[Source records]
┄┄┄┄┄┄┄┄┄┄┄┄┄┄┄┄┄┄┄┄
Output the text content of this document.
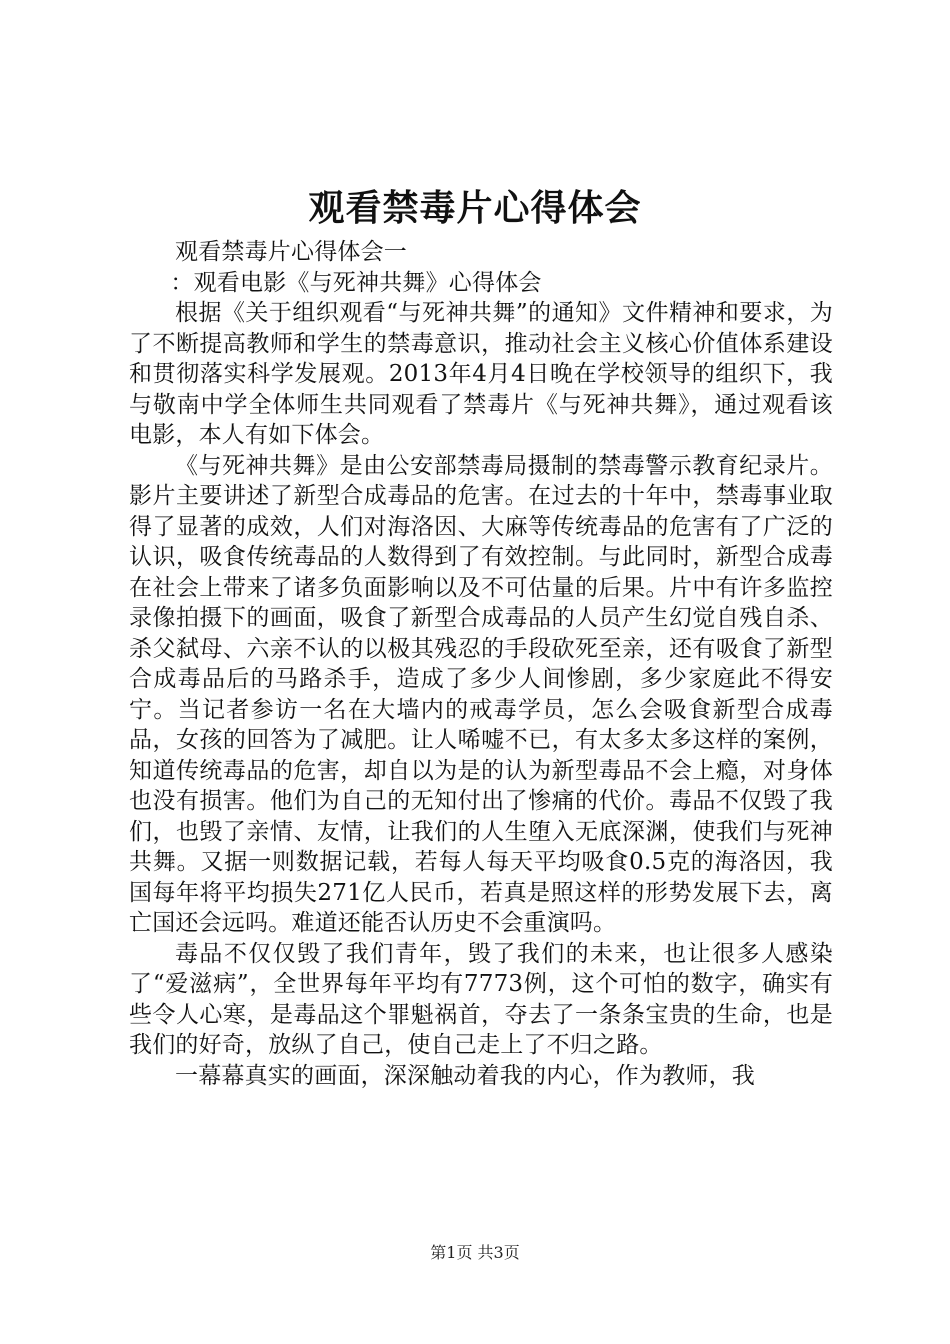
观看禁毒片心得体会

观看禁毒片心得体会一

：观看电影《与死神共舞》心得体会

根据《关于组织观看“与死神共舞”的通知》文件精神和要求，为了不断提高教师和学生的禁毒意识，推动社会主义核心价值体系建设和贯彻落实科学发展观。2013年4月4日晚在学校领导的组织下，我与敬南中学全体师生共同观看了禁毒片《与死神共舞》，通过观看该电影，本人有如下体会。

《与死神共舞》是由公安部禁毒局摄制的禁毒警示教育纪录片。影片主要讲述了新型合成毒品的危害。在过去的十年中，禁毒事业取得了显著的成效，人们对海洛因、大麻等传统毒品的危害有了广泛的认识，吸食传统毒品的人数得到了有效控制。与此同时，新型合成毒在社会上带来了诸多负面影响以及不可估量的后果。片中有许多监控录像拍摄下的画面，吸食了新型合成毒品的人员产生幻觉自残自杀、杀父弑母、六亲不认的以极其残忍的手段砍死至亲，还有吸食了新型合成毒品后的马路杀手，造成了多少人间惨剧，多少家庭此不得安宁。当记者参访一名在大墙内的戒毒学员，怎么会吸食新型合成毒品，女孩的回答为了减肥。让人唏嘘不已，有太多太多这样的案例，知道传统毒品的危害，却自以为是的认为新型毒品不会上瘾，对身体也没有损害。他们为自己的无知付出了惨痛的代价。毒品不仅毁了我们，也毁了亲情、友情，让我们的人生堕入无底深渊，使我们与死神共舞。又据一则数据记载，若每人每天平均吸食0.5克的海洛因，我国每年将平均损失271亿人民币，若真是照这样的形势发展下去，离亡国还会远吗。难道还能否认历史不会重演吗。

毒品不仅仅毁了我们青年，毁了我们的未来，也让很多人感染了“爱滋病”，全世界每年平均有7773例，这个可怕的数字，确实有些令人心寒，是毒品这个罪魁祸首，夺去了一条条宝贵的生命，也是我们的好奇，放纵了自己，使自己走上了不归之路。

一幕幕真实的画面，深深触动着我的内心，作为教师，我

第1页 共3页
┄┄┄┄┄┄┄┄┄┄┄┄┄┄┄┄┄┄┄┄
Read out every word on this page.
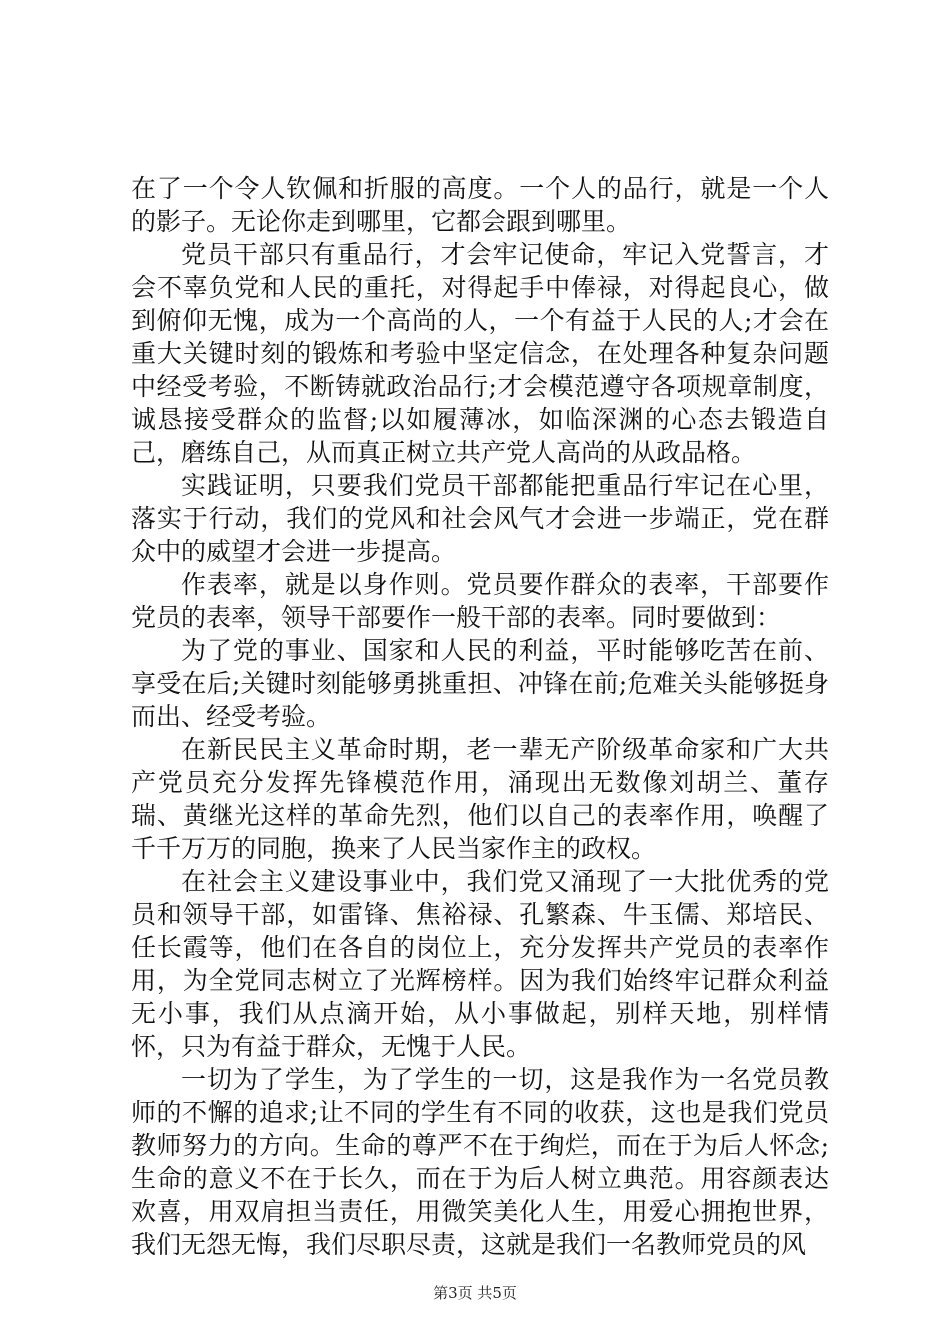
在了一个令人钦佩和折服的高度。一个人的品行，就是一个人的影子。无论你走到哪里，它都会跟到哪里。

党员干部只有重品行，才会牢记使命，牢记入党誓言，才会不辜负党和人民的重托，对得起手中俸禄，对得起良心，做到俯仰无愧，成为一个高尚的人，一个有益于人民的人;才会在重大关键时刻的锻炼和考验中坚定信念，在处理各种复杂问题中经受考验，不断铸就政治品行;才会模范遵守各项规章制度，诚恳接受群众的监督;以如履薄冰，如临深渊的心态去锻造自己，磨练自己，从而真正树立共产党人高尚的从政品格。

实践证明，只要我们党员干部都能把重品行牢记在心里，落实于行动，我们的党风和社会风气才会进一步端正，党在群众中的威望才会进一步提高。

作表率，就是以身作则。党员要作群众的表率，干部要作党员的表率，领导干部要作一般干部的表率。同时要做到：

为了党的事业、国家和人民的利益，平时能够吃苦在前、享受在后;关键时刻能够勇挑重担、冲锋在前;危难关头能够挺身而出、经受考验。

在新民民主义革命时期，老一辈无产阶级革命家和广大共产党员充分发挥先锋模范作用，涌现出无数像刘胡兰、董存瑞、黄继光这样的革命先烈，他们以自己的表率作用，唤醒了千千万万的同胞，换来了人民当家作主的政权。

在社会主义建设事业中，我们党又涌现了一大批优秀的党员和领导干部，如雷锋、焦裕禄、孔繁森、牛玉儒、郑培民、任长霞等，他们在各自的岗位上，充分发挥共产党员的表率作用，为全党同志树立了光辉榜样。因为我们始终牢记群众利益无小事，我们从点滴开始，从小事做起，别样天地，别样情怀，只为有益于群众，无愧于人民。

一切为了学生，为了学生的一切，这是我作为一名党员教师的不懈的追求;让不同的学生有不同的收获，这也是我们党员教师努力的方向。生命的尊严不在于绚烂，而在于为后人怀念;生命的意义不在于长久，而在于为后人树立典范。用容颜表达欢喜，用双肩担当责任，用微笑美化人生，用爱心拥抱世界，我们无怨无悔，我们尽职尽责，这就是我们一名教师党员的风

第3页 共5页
┄┄┄┄┄┄┄┄┄┄┄┄┄┄┄┄┄┄┄┄
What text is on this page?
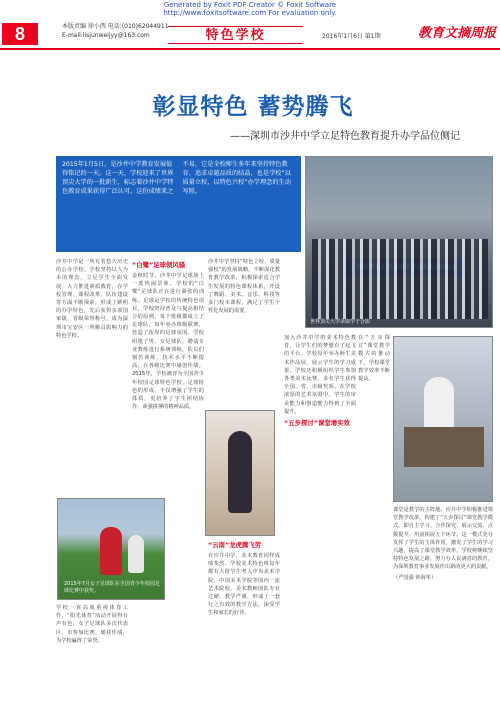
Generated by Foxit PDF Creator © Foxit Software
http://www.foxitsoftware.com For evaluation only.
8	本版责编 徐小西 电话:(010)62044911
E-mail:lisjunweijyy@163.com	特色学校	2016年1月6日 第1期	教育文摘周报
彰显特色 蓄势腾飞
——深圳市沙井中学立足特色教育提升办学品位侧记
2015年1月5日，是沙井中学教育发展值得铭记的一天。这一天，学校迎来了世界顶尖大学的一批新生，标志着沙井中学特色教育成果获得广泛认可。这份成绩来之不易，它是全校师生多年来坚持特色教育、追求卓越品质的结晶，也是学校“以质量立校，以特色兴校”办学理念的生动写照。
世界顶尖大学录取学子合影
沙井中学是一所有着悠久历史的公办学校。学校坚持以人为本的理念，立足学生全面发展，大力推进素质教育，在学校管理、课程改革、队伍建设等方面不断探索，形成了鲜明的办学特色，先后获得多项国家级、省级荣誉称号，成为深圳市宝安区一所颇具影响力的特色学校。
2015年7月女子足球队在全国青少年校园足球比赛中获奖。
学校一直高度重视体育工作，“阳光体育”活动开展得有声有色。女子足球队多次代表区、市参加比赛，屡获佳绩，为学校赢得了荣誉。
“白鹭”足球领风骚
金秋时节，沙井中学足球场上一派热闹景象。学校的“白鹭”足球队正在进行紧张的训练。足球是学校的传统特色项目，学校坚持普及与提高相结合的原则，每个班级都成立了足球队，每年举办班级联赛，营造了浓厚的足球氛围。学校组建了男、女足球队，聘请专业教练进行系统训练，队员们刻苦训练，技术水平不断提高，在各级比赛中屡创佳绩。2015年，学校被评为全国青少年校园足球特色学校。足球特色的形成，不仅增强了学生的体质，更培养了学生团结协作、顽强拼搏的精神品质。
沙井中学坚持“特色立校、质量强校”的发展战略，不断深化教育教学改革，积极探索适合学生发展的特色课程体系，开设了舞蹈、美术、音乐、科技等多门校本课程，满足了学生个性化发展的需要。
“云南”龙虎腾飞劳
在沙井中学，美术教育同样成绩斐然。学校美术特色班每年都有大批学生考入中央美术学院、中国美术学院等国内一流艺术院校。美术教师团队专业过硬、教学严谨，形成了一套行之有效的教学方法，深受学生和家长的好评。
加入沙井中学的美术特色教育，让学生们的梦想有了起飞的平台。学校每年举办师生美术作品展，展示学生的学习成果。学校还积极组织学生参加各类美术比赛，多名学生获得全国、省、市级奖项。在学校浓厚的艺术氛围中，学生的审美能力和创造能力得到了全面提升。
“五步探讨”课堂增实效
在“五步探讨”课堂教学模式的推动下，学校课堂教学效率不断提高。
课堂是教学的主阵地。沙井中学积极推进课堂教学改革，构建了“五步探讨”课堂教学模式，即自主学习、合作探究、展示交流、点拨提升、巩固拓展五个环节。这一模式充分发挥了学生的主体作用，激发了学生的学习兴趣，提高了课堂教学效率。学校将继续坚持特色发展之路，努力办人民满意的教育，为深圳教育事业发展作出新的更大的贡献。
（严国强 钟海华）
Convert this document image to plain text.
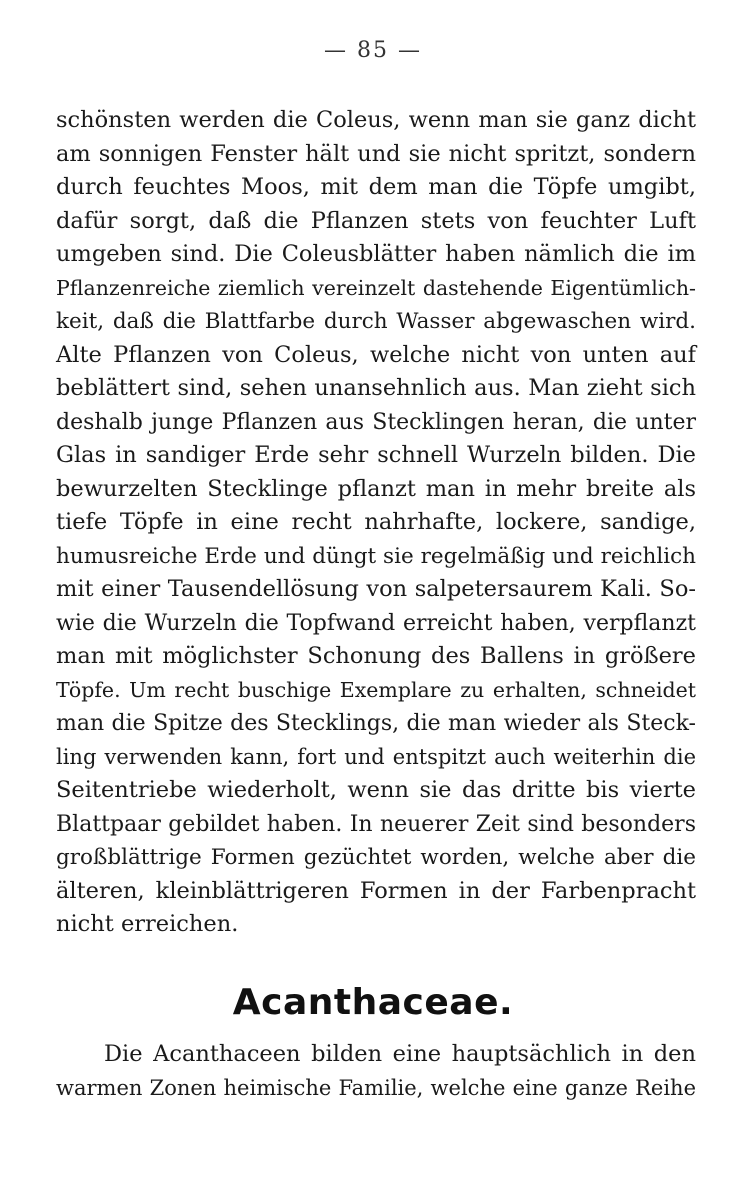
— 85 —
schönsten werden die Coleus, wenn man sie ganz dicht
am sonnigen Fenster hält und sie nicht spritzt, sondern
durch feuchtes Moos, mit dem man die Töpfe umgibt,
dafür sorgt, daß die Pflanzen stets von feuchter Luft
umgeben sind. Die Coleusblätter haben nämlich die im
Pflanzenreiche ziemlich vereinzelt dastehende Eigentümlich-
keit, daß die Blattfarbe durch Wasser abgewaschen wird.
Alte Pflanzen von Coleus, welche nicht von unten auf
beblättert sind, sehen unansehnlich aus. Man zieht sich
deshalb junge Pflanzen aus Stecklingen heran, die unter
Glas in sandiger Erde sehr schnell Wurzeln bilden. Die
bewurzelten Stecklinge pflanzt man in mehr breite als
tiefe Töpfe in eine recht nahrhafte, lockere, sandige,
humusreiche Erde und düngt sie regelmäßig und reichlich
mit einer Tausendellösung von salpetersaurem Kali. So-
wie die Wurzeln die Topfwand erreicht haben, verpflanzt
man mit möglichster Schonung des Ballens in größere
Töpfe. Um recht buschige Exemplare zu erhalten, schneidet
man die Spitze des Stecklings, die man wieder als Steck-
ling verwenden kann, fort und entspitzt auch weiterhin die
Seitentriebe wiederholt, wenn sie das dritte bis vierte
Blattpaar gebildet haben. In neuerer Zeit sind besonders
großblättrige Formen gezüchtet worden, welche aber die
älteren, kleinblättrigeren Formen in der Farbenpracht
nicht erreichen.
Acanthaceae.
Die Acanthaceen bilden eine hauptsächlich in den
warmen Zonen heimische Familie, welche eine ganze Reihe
┄┄┄┄┄┄┄┄┄┄┄┄┄┄┄┄┄┄┄┄
▸ Goal
Where a line contains "haben", copy that line.

▸ Output below
umgeben sind. Die Coleusblätter haben nämlich die im
wie die Wurzeln die Topfwand erreicht haben, verpflanzt
Blattpaar gebildet haben. In neuerer Zeit sind besonders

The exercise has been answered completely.